--- Instructions to follow ---
Transcribe every entry word for word, leaving out all images.

** begin Data lines **

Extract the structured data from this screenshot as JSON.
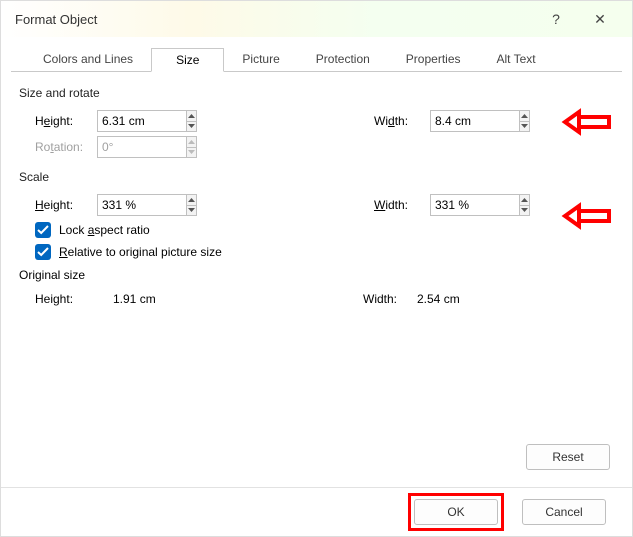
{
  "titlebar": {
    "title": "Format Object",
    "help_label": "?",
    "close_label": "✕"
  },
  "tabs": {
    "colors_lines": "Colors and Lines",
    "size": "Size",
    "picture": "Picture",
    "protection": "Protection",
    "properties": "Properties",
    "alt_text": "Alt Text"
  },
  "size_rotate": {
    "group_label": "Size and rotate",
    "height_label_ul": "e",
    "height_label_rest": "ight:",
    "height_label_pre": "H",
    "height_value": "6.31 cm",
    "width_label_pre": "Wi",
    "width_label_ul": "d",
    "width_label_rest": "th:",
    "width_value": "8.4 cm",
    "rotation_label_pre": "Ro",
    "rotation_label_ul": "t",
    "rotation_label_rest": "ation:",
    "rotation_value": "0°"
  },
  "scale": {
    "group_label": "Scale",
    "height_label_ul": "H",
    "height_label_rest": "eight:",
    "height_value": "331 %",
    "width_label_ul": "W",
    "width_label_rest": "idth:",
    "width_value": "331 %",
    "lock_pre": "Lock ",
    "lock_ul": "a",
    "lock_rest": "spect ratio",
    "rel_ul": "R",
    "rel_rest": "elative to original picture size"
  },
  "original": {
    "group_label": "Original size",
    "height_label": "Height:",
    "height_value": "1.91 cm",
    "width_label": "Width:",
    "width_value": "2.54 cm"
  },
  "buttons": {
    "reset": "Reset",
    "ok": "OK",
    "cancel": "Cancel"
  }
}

** end Data lines **

--- Result below ---
Extract the structured data from this screenshot as JSON.
{
  "titlebar": {
    "title": "Format Object",
    "help_label": "?",
    "close_label": "✕"
  },
  "tabs": {
    "colors_lines": "Colors and Lines",
    "size": "Size",
    "picture": "Picture",
    "protection": "Protection",
    "properties": "Properties",
    "alt_text": "Alt Text"
  },
  "size_rotate": {
    "group_label": "Size and rotate",
    "height_label_ul": "e",
    "height_label_rest": "ight:",
    "height_label_pre": "H",
    "height_value": "6.31 cm",
    "width_label_pre": "Wi",
    "width_label_ul": "d",
    "width_label_rest": "th:",
    "width_value": "8.4 cm",
    "rotation_label_pre": "Ro",
    "rotation_label_ul": "t",
    "rotation_label_rest": "ation:",
    "rotation_value": "0°"
  },
  "scale": {
    "group_label": "Scale",
    "height_label_ul": "H",
    "height_label_rest": "eight:",
    "height_value": "331 %",
    "width_label_ul": "W",
    "width_label_rest": "idth:",
    "width_value": "331 %",
    "lock_pre": "Lock ",
    "lock_ul": "a",
    "lock_rest": "spect ratio",
    "rel_ul": "R",
    "rel_rest": "elative to original picture size"
  },
  "original": {
    "group_label": "Original size",
    "height_label": "Height:",
    "height_value": "1.91 cm",
    "width_label": "Width:",
    "width_value": "2.54 cm"
  },
  "buttons": {
    "reset": "Reset",
    "ok": "OK",
    "cancel": "Cancel"
  }
}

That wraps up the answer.